Do this:
Set down the whole listing verbatim.

Recorded data:
###
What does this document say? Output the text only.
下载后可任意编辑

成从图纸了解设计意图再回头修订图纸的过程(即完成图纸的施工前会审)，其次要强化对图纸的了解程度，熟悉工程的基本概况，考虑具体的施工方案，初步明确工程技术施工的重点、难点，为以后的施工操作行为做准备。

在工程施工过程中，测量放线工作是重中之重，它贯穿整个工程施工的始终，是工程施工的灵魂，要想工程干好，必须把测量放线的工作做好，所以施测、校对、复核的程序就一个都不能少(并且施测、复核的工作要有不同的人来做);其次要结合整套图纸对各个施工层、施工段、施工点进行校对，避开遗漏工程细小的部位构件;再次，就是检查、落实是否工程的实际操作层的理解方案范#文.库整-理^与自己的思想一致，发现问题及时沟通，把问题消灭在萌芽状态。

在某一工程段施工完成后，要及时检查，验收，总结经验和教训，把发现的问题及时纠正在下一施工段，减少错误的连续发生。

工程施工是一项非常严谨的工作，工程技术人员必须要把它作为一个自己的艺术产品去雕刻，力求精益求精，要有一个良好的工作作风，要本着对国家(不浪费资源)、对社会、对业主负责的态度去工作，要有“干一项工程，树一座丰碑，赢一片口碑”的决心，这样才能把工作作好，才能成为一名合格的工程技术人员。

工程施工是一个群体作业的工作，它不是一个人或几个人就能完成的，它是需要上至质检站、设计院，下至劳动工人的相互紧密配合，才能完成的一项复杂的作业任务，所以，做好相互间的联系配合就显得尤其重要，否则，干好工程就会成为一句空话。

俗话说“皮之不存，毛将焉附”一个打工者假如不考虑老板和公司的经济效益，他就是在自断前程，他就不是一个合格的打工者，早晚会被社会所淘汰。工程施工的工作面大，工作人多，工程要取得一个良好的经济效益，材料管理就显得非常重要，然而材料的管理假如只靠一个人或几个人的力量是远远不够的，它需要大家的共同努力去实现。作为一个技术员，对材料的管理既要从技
###
Completed task:
What does this document say? Output the text only.
下载后可任意编辑

成从图纸了解设计意图再回头修订图纸的过程(即完成图纸的施工前会审)，其次要强化对图纸的了解程度，熟悉工程的基本概况，考虑具体的施工方案，初步明确工程技术施工的重点、难点，为以后的施工操作行为做准备。

在工程施工过程中，测量放线工作是重中之重，它贯穿整个工程施工的始终，是工程施工的灵魂，要想工程干好，必须把测量放线的工作做好，所以施测、校对、复核的程序就一个都不能少(并且施测、复核的工作要有不同的人来做);其次要结合整套图纸对各个施工层、施工段、施工点进行校对，避开遗漏工程细小的部位构件;再次，就是检查、落实是否工程的实际操作层的理解方案范#文.库整-理^与自己的思想一致，发现问题及时沟通，把问题消灭在萌芽状态。

在某一工程段施工完成后，要及时检查，验收，总结经验和教训，把发现的问题及时纠正在下一施工段，减少错误的连续发生。

工程施工是一项非常严谨的工作，工程技术人员必须要把它作为一个自己的艺术产品去雕刻，力求精益求精，要有一个良好的工作作风，要本着对国家(不浪费资源)、对社会、对业主负责的态度去工作，要有“干一项工程，树一座丰碑，赢一片口碑”的决心，这样才能把工作作好，才能成为一名合格的工程技术人员。

工程施工是一个群体作业的工作，它不是一个人或几个人就能完成的，它是需要上至质检站、设计院，下至劳动工人的相互紧密配合，才能完成的一项复杂的作业任务，所以，做好相互间的联系配合就显得尤其重要，否则，干好工程就会成为一句空话。

俗话说“皮之不存，毛将焉附”一个打工者假如不考虑老板和公司的经济效益，他就是在自断前程，他就不是一个合格的打工者，早晚会被社会所淘汰。工程施工的工作面大，工作人多，工程要取得一个良好的经济效益，材料管理就显得非常重要，然而材料的管理假如只靠一个人或几个人的力量是远远不够的，它需要大家的共同努力去实现。作为一个技术员，对材料的管理既要从技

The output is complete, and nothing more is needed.